Stated goal
Find the lines holding "electrode" and copy them.

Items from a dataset
##########

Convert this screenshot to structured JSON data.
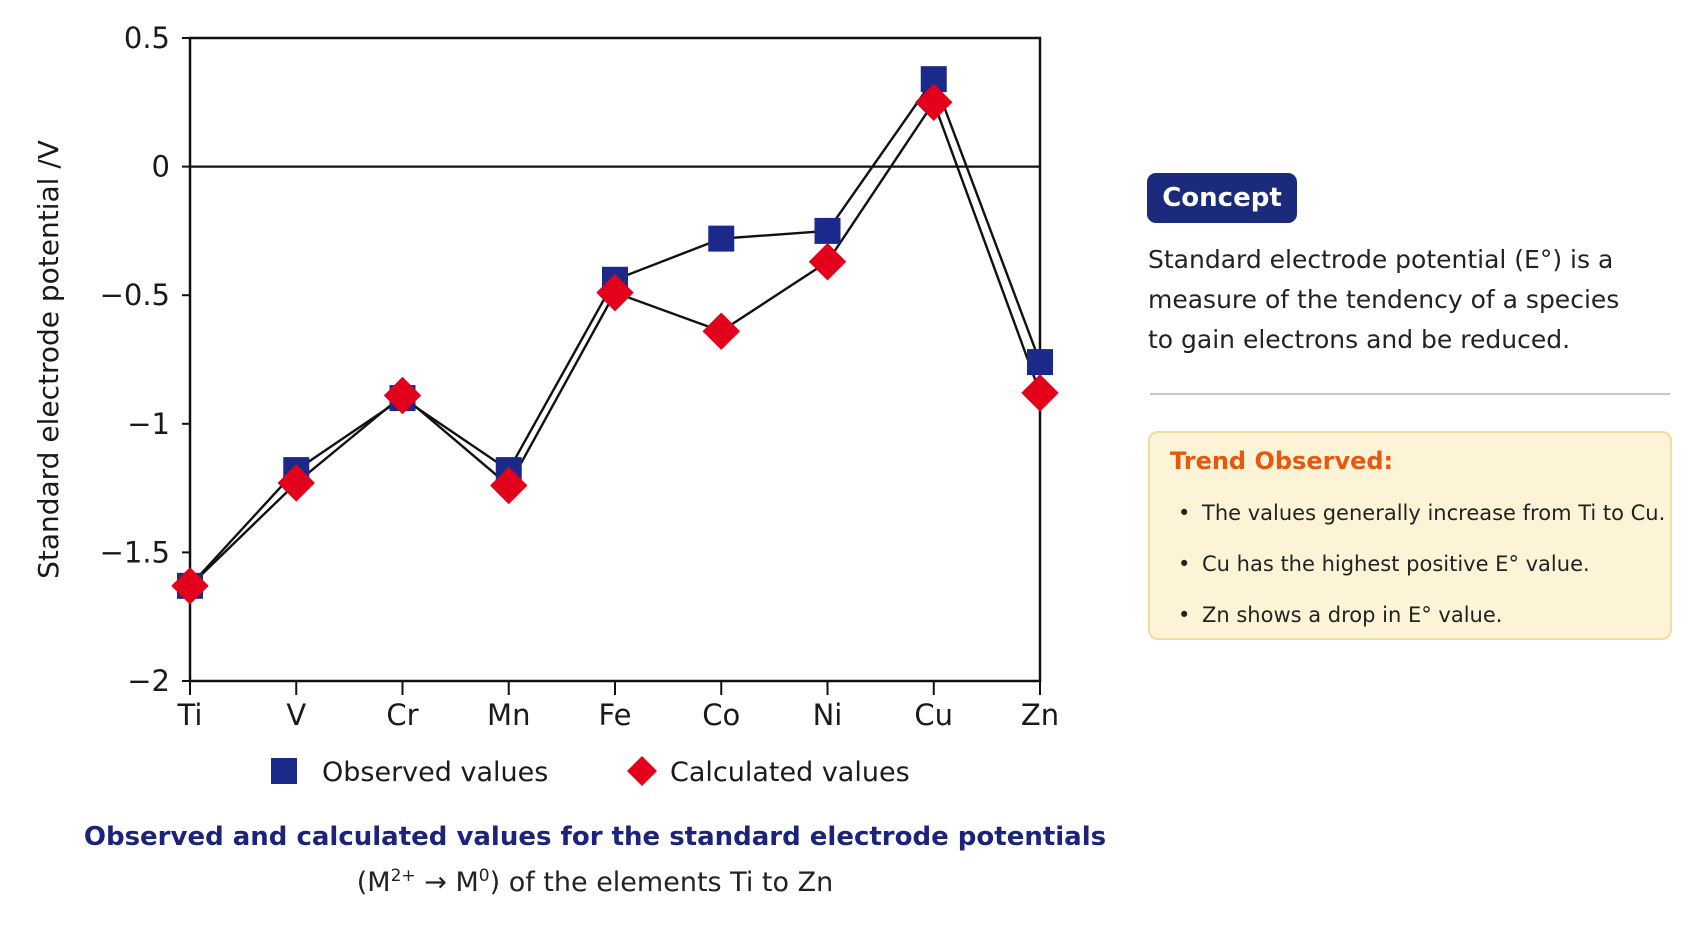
{
  "chart_data": {
    "type": "line",
    "categories": [
      "Ti",
      "V",
      "Cr",
      "Mn",
      "Fe",
      "Co",
      "Ni",
      "Cu",
      "Zn"
    ],
    "series": [
      {
        "name": "Observed values",
        "marker": "square",
        "color": "#1b2a8a",
        "values": [
          -1.63,
          -1.18,
          -0.9,
          -1.18,
          -0.44,
          -0.28,
          -0.25,
          0.34,
          -0.76
        ]
      },
      {
        "name": "Calculated values",
        "marker": "diamond",
        "color": "#e3001b",
        "values": [
          -1.63,
          -1.23,
          -0.89,
          -1.24,
          -0.49,
          -0.64,
          -0.37,
          0.25,
          -0.88
        ]
      }
    ],
    "ylabel": "Standard electrode potential /V",
    "xlabel": "",
    "ylim": [
      -2,
      0.5
    ],
    "yticks": [
      0.5,
      0,
      -0.5,
      -1,
      -1.5,
      -2
    ],
    "ytick_labels": [
      "0.5",
      "0",
      "−0.5",
      "−1",
      "−1.5",
      "−2"
    ],
    "zero_line": true,
    "grid": false,
    "legend_position": "bottom"
  },
  "caption": {
    "title": "Observed and calculated values for the standard electrode potentials",
    "subtitle_open": "(M",
    "subtitle_sup1": "2+",
    "subtitle_arrow": " → M",
    "subtitle_sup2": "0",
    "subtitle_rest": ") of the elements Ti to Zn"
  },
  "concept": {
    "badge": "Concept",
    "text": "Standard electrode potential (E°) is a measure of the tendency of a species to gain electrons and be reduced."
  },
  "trend": {
    "title": "Trend Observed:",
    "bullet": "•",
    "items": [
      "The values generally increase from Ti to Cu.",
      "Cu has the highest positive E° value.",
      "Zn shows a drop in E° value."
    ]
  }
}
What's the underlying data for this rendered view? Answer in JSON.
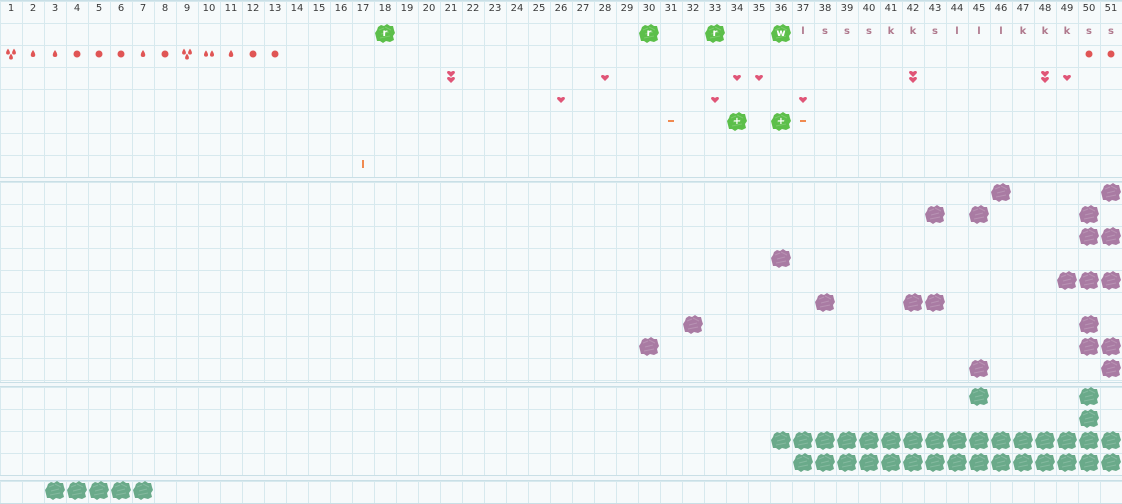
{
  "columns": [
    "1",
    "2",
    "3",
    "4",
    "5",
    "6",
    "7",
    "8",
    "9",
    "10",
    "11",
    "12",
    "13",
    "14",
    "15",
    "16",
    "17",
    "18",
    "19",
    "20",
    "21",
    "22",
    "23",
    "24",
    "25",
    "26",
    "27",
    "28",
    "29",
    "30",
    "31",
    "32",
    "33",
    "34",
    "35",
    "36",
    "37",
    "38",
    "39",
    "40",
    "41",
    "42",
    "43",
    "44",
    "45",
    "46",
    "47",
    "48",
    "49",
    "50",
    "51"
  ],
  "colors": {
    "green_tile": "#5cbf4a",
    "purple_tile": "#a97ba3",
    "teal_tile": "#6aaa8a",
    "red_mark": "#e05555",
    "pink_heart": "#e05577",
    "orange_dash": "#f08a50",
    "letter": "#b07a8e"
  },
  "row_letters": [
    {
      "col": 37,
      "text": "l"
    },
    {
      "col": 38,
      "text": "s"
    },
    {
      "col": 39,
      "text": "s"
    },
    {
      "col": 40,
      "text": "s"
    },
    {
      "col": 41,
      "text": "k"
    },
    {
      "col": 42,
      "text": "k"
    },
    {
      "col": 43,
      "text": "s"
    },
    {
      "col": 44,
      "text": "l"
    },
    {
      "col": 45,
      "text": "l"
    },
    {
      "col": 46,
      "text": "l"
    },
    {
      "col": 47,
      "text": "k"
    },
    {
      "col": 48,
      "text": "k"
    },
    {
      "col": 49,
      "text": "k"
    },
    {
      "col": 50,
      "text": "s"
    },
    {
      "col": 51,
      "text": "s"
    }
  ],
  "green_tiles": [
    {
      "col": 18,
      "row": 0,
      "symbol": "r"
    },
    {
      "col": 30,
      "row": 0,
      "symbol": "r"
    },
    {
      "col": 33,
      "row": 0,
      "symbol": "r"
    },
    {
      "col": 36,
      "row": 0,
      "symbol": "w"
    },
    {
      "col": 34,
      "row": 4,
      "symbol": "+"
    },
    {
      "col": 36,
      "row": 4,
      "symbol": "+"
    }
  ],
  "red_marks": [
    {
      "col": 1,
      "icon": "double-drop-icon"
    },
    {
      "col": 2,
      "icon": "drop-icon"
    },
    {
      "col": 3,
      "icon": "drop-icon"
    },
    {
      "col": 4,
      "icon": "dot-icon"
    },
    {
      "col": 5,
      "icon": "dot-icon"
    },
    {
      "col": 6,
      "icon": "dot-icon"
    },
    {
      "col": 7,
      "icon": "drop-icon"
    },
    {
      "col": 8,
      "icon": "dot-icon"
    },
    {
      "col": 9,
      "icon": "double-drop-icon"
    },
    {
      "col": 10,
      "icon": "pair-drop-icon"
    },
    {
      "col": 11,
      "icon": "drop-icon"
    },
    {
      "col": 12,
      "icon": "dot-icon"
    },
    {
      "col": 13,
      "icon": "dot-icon"
    },
    {
      "col": 50,
      "icon": "dot-icon"
    },
    {
      "col": 51,
      "icon": "dot-icon"
    }
  ],
  "hearts": [
    {
      "col": 21,
      "row": 2,
      "double": true
    },
    {
      "col": 26,
      "row": 3,
      "double": false
    },
    {
      "col": 28,
      "row": 2,
      "double": false
    },
    {
      "col": 33,
      "row": 3,
      "double": false
    },
    {
      "col": 34,
      "row": 2,
      "double": false
    },
    {
      "col": 35,
      "row": 2,
      "double": false
    },
    {
      "col": 37,
      "row": 3,
      "double": false
    },
    {
      "col": 42,
      "row": 2,
      "double": true
    },
    {
      "col": 48,
      "row": 2,
      "double": true
    },
    {
      "col": 49,
      "row": 2,
      "double": false
    }
  ],
  "dashes": [
    {
      "col": 31,
      "row": 4
    },
    {
      "col": 37,
      "row": 4
    }
  ],
  "ticks": [
    {
      "col": 17,
      "row": 6
    }
  ],
  "purple_tiles": [
    [
      46,
      0
    ],
    [
      51,
      0
    ],
    [
      43,
      1
    ],
    [
      45,
      1
    ],
    [
      50,
      1
    ],
    [
      50,
      2
    ],
    [
      51,
      2
    ],
    [
      36,
      3
    ],
    [
      49,
      4
    ],
    [
      50,
      4
    ],
    [
      51,
      4
    ],
    [
      38,
      5
    ],
    [
      42,
      5
    ],
    [
      43,
      5
    ],
    [
      32,
      6
    ],
    [
      50,
      6
    ],
    [
      30,
      7
    ],
    [
      50,
      7
    ],
    [
      51,
      7
    ],
    [
      45,
      8
    ],
    [
      51,
      8
    ]
  ],
  "teal_tiles": [
    [
      45,
      0
    ],
    [
      50,
      0
    ],
    [
      50,
      1
    ],
    [
      36,
      2
    ],
    [
      37,
      2
    ],
    [
      38,
      2
    ],
    [
      39,
      2
    ],
    [
      40,
      2
    ],
    [
      41,
      2
    ],
    [
      42,
      2
    ],
    [
      43,
      2
    ],
    [
      44,
      2
    ],
    [
      45,
      2
    ],
    [
      46,
      2
    ],
    [
      47,
      2
    ],
    [
      48,
      2
    ],
    [
      49,
      2
    ],
    [
      50,
      2
    ],
    [
      51,
      2
    ],
    [
      37,
      3
    ],
    [
      38,
      3
    ],
    [
      39,
      3
    ],
    [
      40,
      3
    ],
    [
      41,
      3
    ],
    [
      42,
      3
    ],
    [
      43,
      3
    ],
    [
      44,
      3
    ],
    [
      45,
      3
    ],
    [
      46,
      3
    ],
    [
      47,
      3
    ],
    [
      48,
      3
    ],
    [
      49,
      3
    ],
    [
      50,
      3
    ],
    [
      51,
      3
    ]
  ],
  "bottom_teal_tiles": [
    3,
    4,
    5,
    6,
    7
  ]
}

##########

Answer in full
    "ylabel": "Standard electrode potential /V",
    "title": "Observed and calculated values for the standard electrode potentials",
    "text": "Standard electrode potential (E°) is a measure of the tendency of a species to gain electrons and be reduced."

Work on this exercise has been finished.